_RECORDS FOR THE EXERCISE_.
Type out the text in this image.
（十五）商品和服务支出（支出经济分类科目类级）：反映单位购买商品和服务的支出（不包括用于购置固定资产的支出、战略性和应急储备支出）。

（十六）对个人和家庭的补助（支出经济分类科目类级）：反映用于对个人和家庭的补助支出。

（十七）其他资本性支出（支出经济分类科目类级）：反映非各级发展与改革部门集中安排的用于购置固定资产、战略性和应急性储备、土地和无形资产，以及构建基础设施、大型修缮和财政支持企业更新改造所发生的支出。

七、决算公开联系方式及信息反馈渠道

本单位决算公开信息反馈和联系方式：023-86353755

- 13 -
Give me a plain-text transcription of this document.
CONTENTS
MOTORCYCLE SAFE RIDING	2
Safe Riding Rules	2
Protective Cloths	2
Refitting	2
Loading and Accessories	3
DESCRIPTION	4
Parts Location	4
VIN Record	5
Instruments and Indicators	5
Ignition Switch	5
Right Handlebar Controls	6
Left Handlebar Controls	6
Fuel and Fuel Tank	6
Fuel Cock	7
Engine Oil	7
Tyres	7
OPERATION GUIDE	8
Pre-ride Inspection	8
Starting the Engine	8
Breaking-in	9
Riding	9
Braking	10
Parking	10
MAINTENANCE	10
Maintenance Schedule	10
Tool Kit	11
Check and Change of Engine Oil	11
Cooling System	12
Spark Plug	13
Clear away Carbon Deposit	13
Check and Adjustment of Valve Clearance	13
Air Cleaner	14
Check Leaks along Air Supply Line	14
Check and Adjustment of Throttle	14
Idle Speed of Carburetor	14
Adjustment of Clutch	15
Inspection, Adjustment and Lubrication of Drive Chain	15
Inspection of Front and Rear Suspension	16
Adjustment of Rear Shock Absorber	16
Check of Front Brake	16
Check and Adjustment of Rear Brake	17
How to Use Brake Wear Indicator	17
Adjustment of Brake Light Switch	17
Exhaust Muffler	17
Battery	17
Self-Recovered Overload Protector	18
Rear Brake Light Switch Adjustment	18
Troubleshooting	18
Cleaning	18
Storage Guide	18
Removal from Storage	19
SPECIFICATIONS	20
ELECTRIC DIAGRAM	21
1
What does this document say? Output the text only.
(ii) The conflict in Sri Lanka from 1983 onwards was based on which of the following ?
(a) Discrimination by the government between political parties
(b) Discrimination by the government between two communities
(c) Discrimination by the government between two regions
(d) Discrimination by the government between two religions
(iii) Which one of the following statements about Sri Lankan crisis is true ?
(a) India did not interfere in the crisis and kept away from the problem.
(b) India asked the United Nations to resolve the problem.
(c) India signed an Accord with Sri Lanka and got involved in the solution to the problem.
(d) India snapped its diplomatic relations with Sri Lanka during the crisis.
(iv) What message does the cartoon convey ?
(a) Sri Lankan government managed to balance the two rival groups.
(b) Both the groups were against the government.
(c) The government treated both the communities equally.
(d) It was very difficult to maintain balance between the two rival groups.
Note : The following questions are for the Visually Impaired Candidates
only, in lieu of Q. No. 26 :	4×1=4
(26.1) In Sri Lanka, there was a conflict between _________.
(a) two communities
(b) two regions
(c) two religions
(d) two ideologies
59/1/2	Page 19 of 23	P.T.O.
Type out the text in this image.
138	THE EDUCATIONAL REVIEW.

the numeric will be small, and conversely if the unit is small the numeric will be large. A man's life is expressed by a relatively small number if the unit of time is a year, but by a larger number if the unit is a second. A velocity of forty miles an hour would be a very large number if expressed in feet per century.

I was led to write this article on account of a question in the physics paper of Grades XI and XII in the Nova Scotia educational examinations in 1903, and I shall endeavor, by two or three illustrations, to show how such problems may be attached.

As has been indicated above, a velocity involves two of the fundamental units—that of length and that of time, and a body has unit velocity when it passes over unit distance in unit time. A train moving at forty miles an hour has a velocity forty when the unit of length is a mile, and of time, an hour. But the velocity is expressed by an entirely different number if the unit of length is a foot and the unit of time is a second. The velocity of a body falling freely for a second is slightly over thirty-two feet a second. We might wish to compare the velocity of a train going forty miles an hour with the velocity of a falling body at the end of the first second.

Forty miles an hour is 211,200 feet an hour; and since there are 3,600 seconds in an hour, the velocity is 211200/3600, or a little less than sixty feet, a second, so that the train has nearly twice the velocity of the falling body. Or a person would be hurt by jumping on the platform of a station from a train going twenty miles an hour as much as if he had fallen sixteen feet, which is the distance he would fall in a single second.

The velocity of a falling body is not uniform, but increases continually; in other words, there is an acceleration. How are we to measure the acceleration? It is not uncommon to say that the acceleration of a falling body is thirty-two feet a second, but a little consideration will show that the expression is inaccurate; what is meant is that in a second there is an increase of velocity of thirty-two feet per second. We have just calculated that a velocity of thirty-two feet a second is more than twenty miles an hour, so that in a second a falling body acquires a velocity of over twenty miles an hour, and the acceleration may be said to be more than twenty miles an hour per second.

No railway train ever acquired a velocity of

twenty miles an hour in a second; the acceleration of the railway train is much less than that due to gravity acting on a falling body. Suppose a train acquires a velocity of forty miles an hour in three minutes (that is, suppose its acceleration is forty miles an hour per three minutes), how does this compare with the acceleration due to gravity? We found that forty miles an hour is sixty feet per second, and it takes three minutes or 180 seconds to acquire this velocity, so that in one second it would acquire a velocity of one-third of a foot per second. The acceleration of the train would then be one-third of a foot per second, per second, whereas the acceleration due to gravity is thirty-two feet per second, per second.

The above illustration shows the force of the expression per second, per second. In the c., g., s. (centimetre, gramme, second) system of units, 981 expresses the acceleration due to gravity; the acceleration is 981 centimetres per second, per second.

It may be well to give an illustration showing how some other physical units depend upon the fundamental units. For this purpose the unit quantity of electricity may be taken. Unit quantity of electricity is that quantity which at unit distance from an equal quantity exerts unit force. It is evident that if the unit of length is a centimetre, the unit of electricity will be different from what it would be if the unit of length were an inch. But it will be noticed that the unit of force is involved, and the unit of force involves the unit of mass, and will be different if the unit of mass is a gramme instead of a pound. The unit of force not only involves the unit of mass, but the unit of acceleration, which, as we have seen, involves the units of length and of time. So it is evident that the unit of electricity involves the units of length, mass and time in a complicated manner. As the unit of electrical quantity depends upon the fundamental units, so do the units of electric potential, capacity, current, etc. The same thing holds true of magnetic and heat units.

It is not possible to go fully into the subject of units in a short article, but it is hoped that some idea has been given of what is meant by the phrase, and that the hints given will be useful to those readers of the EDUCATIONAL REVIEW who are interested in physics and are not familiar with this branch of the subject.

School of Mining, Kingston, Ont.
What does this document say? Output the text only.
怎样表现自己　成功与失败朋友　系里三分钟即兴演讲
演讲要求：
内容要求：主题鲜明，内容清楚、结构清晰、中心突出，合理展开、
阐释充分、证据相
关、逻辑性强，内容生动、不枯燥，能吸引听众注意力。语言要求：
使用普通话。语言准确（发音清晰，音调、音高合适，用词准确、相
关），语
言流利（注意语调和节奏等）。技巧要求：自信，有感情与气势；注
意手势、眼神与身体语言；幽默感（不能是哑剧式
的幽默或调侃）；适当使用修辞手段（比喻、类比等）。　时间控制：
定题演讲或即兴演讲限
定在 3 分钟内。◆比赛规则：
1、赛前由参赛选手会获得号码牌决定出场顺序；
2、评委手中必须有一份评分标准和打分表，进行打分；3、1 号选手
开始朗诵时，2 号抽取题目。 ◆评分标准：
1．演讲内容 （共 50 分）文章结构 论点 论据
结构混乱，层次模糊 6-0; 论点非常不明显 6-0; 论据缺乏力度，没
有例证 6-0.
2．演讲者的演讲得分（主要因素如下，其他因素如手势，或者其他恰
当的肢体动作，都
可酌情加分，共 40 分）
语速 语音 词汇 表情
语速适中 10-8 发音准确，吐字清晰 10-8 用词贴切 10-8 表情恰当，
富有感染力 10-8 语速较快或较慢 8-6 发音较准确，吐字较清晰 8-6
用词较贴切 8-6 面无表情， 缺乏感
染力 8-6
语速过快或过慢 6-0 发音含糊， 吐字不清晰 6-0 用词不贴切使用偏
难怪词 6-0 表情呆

_EXERCISE_. Return all lines containing "groups".

_FINISHED TASK_.
(a) Sri Lankan government managed to balance the two rival groups.
(b) Both the groups were against the government.
(d) It was very difficult to maintain balance between the two rival groups.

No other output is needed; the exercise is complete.